[Task to complete]: Your task is to output the entries below word for word.

Collected data:
=======

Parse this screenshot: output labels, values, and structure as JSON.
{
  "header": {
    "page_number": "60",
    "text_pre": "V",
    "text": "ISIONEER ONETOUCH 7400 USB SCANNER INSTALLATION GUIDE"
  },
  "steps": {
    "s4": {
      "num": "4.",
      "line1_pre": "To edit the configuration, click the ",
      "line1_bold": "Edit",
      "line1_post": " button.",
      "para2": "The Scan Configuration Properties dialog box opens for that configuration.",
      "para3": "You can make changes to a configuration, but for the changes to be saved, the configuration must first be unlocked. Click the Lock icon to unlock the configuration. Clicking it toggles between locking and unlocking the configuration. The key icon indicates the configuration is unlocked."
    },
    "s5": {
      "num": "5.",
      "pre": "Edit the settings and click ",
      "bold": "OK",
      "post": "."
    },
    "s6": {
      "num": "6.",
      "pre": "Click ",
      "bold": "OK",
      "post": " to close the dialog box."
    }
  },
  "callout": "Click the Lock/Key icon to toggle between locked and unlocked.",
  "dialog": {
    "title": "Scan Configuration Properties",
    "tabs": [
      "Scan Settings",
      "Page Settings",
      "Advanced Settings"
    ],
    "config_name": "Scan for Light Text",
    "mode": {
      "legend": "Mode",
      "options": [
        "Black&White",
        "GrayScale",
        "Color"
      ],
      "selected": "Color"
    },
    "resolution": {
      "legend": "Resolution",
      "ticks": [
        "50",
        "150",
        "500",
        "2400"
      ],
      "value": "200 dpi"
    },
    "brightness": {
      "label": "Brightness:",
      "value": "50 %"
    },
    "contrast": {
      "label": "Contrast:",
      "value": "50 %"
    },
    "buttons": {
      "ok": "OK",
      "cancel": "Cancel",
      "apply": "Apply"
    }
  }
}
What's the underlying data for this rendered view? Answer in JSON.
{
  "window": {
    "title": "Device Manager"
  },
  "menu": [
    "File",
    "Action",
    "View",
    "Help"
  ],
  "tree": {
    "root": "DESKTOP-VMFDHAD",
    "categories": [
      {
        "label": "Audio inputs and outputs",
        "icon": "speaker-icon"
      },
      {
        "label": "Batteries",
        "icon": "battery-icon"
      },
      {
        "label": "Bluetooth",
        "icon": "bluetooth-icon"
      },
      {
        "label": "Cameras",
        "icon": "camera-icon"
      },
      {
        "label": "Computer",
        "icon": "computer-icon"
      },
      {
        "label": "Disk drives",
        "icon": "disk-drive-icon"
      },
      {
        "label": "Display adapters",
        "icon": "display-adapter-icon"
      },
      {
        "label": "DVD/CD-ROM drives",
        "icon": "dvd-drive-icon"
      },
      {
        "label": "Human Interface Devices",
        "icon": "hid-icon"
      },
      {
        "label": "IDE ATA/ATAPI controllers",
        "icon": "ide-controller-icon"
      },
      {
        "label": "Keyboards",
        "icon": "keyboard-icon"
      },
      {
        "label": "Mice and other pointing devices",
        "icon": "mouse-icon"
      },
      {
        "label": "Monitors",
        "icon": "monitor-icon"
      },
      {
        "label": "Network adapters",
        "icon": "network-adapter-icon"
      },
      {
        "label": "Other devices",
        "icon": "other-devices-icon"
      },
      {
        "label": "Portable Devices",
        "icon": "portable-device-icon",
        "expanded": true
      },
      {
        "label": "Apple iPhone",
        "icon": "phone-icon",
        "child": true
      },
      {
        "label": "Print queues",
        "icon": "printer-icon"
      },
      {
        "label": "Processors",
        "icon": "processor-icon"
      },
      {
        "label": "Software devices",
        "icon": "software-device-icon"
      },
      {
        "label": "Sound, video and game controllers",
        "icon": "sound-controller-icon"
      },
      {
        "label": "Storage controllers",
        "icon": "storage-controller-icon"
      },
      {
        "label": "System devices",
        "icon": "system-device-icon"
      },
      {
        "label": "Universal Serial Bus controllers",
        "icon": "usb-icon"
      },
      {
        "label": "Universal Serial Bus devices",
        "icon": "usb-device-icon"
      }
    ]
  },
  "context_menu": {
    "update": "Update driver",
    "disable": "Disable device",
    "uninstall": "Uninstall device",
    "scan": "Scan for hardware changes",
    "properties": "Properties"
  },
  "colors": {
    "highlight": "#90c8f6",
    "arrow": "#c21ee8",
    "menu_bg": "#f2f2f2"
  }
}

=======

[Written answer]:
Parse this screenshot: output labels, values, and structure as JSON.
{
  "header": {
    "page_number": "60",
    "text_pre": "V",
    "text": "ISIONEER ONETOUCH 7400 USB SCANNER INSTALLATION GUIDE"
  },
  "steps": {
    "s4": {
      "num": "4.",
      "line1_pre": "To edit the configuration, click the ",
      "line1_bold": "Edit",
      "line1_post": " button.",
      "para2": "The Scan Configuration Properties dialog box opens for that configuration.",
      "para3": "You can make changes to a configuration, but for the changes to be saved, the configuration must first be unlocked. Click the Lock icon to unlock the configuration. Clicking it toggles between locking and unlocking the configuration. The key icon indicates the configuration is unlocked."
    },
    "s5": {
      "num": "5.",
      "pre": "Edit the settings and click ",
      "bold": "OK",
      "post": "."
    },
    "s6": {
      "num": "6.",
      "pre": "Click ",
      "bold": "OK",
      "post": " to close the dialog box."
    }
  },
  "callout": "Click the Lock/Key icon to toggle between locked and unlocked.",
  "dialog": {
    "title": "Scan Configuration Properties",
    "tabs": [
      "Scan Settings",
      "Page Settings",
      "Advanced Settings"
    ],
    "config_name": "Scan for Light Text",
    "mode": {
      "legend": "Mode",
      "options": [
        "Black&White",
        "GrayScale",
        "Color"
      ],
      "selected": "Color"
    },
    "resolution": {
      "legend": "Resolution",
      "ticks": [
        "50",
        "150",
        "500",
        "2400"
      ],
      "value": "200 dpi"
    },
    "brightness": {
      "label": "Brightness:",
      "value": "50 %"
    },
    "contrast": {
      "label": "Contrast:",
      "value": "50 %"
    },
    "buttons": {
      "ok": "OK",
      "cancel": "Cancel",
      "apply": "Apply"
    }
  }
}
What's the underlying data for this rendered view? Answer in JSON.
{
  "window": {
    "title": "Device Manager"
  },
  "menu": [
    "File",
    "Action",
    "View",
    "Help"
  ],
  "tree": {
    "root": "DESKTOP-VMFDHAD",
    "categories": [
      {
        "label": "Audio inputs and outputs",
        "icon": "speaker-icon"
      },
      {
        "label": "Batteries",
        "icon": "battery-icon"
      },
      {
        "label": "Bluetooth",
        "icon": "bluetooth-icon"
      },
      {
        "label": "Cameras",
        "icon": "camera-icon"
      },
      {
        "label": "Computer",
        "icon": "computer-icon"
      },
      {
        "label": "Disk drives",
        "icon": "disk-drive-icon"
      },
      {
        "label": "Display adapters",
        "icon": "display-adapter-icon"
      },
      {
        "label": "DVD/CD-ROM drives",
        "icon": "dvd-drive-icon"
      },
      {
        "label": "Human Interface Devices",
        "icon": "hid-icon"
      },
      {
        "label": "IDE ATA/ATAPI controllers",
        "icon": "ide-controller-icon"
      },
      {
        "label": "Keyboards",
        "icon": "keyboard-icon"
      },
      {
        "label": "Mice and other pointing devices",
        "icon": "mouse-icon"
      },
      {
        "label": "Monitors",
        "icon": "monitor-icon"
      },
      {
        "label": "Network adapters",
        "icon": "network-adapter-icon"
      },
      {
        "label": "Other devices",
        "icon": "other-devices-icon"
      },
      {
        "label": "Portable Devices",
        "icon": "portable-device-icon",
        "expanded": true
      },
      {
        "label": "Apple iPhone",
        "icon": "phone-icon",
        "child": true
      },
      {
        "label": "Print queues",
        "icon": "printer-icon"
      },
      {
        "label": "Processors",
        "icon": "processor-icon"
      },
      {
        "label": "Software devices",
        "icon": "software-device-icon"
      },
      {
        "label": "Sound, video and game controllers",
        "icon": "sound-controller-icon"
      },
      {
        "label": "Storage controllers",
        "icon": "storage-controller-icon"
      },
      {
        "label": "System devices",
        "icon": "system-device-icon"
      },
      {
        "label": "Universal Serial Bus controllers",
        "icon": "usb-icon"
      },
      {
        "label": "Universal Serial Bus devices",
        "icon": "usb-device-icon"
      }
    ]
  },
  "context_menu": {
    "update": "Update driver",
    "disable": "Disable device",
    "uninstall": "Uninstall device",
    "scan": "Scan for hardware changes",
    "properties": "Properties"
  },
  "colors": {
    "highlight": "#90c8f6",
    "arrow": "#c21ee8",
    "menu_bg": "#f2f2f2"
  }
}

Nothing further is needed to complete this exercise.